Find each line with the word "swatch" and say how many there are, nothing else.

▶ _Given data_:
------------------------------------------------
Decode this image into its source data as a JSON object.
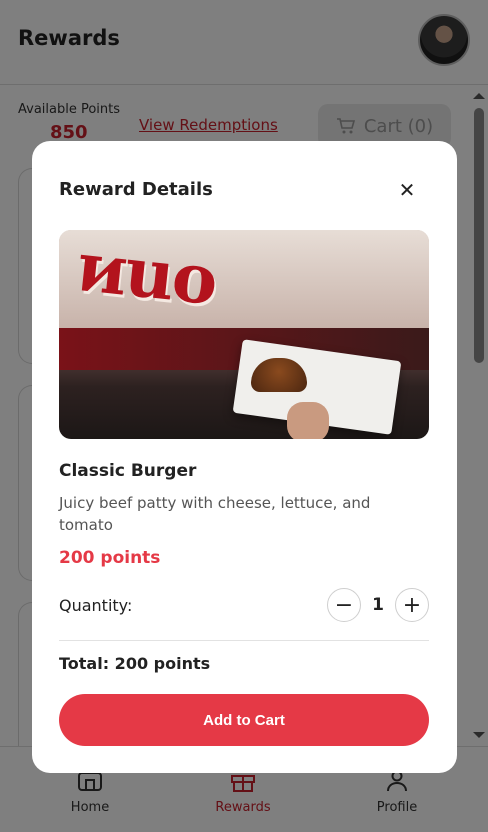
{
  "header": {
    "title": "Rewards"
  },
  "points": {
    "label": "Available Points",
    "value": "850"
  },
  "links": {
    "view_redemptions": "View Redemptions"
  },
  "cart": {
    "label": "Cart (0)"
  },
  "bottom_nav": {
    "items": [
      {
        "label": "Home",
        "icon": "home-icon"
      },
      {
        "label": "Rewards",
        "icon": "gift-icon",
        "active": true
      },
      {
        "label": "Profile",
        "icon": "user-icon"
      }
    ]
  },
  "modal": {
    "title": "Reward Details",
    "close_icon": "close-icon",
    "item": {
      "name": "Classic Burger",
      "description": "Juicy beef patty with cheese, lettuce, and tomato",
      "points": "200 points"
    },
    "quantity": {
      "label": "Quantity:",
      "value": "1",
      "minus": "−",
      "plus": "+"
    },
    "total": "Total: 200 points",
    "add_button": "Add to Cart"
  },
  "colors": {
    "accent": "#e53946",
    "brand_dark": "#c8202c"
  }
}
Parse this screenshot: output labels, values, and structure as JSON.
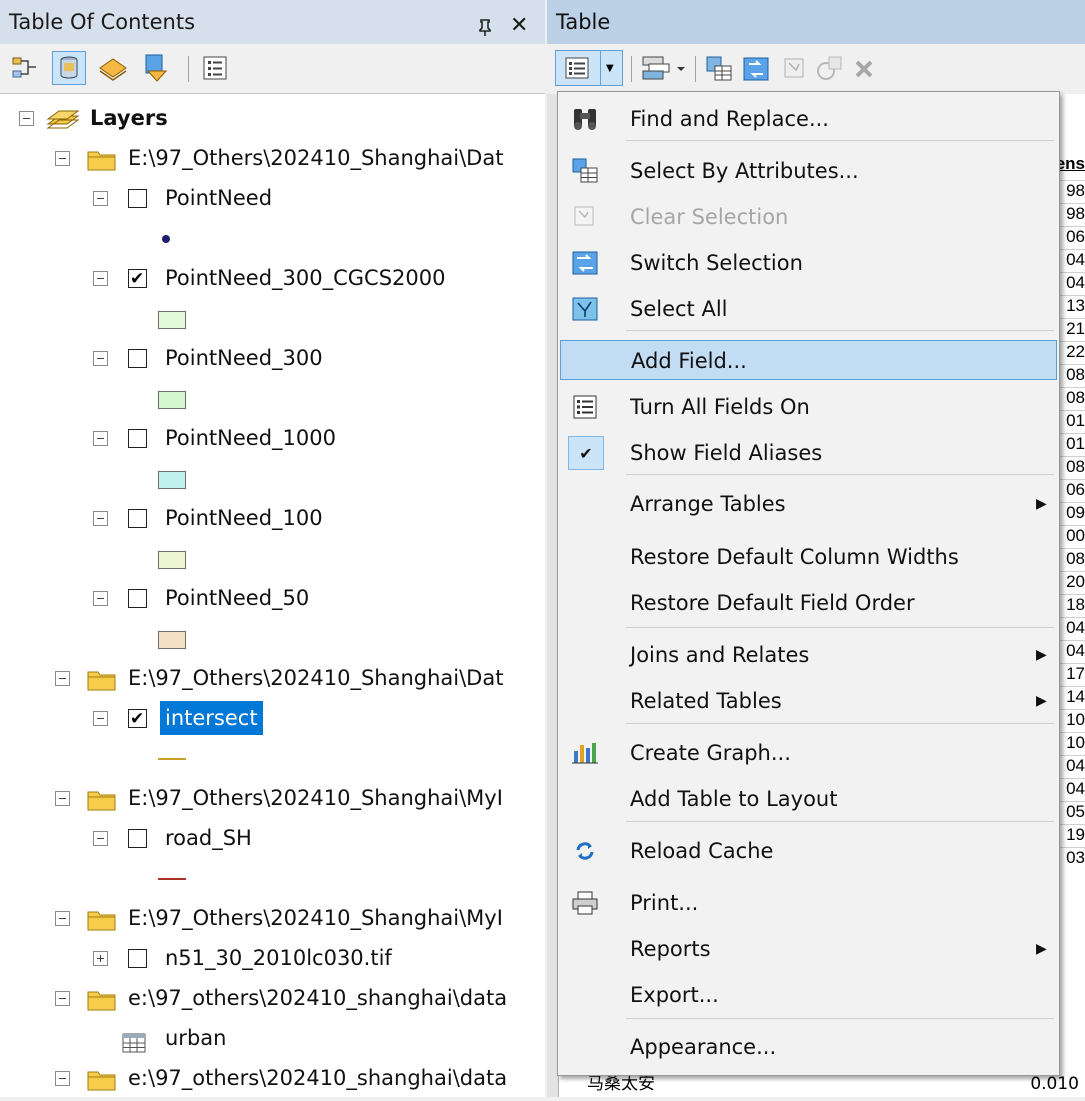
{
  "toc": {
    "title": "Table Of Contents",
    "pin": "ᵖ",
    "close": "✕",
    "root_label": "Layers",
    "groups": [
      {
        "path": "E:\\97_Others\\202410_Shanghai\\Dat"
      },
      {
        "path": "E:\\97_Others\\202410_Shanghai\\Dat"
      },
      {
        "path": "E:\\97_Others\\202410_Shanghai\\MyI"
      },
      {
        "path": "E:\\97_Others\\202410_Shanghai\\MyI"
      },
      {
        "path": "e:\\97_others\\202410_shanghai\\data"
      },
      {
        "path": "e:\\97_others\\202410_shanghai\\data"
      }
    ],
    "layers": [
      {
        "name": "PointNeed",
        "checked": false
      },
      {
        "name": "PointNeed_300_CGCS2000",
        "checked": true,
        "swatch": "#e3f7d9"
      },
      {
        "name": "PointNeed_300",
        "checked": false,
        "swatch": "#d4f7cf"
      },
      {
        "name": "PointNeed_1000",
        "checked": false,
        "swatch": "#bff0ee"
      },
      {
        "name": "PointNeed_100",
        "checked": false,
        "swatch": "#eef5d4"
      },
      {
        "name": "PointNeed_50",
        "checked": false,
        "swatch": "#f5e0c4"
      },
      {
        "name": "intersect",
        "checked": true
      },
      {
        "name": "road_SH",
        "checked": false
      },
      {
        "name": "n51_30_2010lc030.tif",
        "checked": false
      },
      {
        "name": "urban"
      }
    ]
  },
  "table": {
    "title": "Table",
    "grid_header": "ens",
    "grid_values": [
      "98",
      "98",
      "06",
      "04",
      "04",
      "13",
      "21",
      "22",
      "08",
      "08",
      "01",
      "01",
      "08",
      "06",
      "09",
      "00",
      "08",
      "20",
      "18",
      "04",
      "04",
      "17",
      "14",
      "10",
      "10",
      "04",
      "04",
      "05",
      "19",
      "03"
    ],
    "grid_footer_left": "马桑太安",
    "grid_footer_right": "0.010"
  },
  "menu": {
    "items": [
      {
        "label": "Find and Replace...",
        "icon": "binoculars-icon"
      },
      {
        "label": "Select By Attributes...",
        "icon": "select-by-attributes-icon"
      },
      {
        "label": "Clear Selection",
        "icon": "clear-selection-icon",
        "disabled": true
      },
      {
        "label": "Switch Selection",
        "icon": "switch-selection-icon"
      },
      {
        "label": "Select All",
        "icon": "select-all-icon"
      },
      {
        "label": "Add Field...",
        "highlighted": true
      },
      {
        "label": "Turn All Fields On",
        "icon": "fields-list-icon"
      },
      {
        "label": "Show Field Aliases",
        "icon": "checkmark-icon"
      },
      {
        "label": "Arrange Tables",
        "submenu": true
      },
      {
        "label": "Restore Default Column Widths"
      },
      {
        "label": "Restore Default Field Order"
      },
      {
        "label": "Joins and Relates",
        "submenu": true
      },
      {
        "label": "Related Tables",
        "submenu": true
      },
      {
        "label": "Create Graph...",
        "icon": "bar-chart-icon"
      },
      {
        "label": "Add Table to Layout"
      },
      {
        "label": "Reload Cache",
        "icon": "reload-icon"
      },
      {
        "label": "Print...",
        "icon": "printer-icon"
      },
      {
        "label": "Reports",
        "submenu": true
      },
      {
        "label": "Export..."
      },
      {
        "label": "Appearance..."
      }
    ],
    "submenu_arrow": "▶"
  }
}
------------------------------------------------
▶ _Task answer_: 5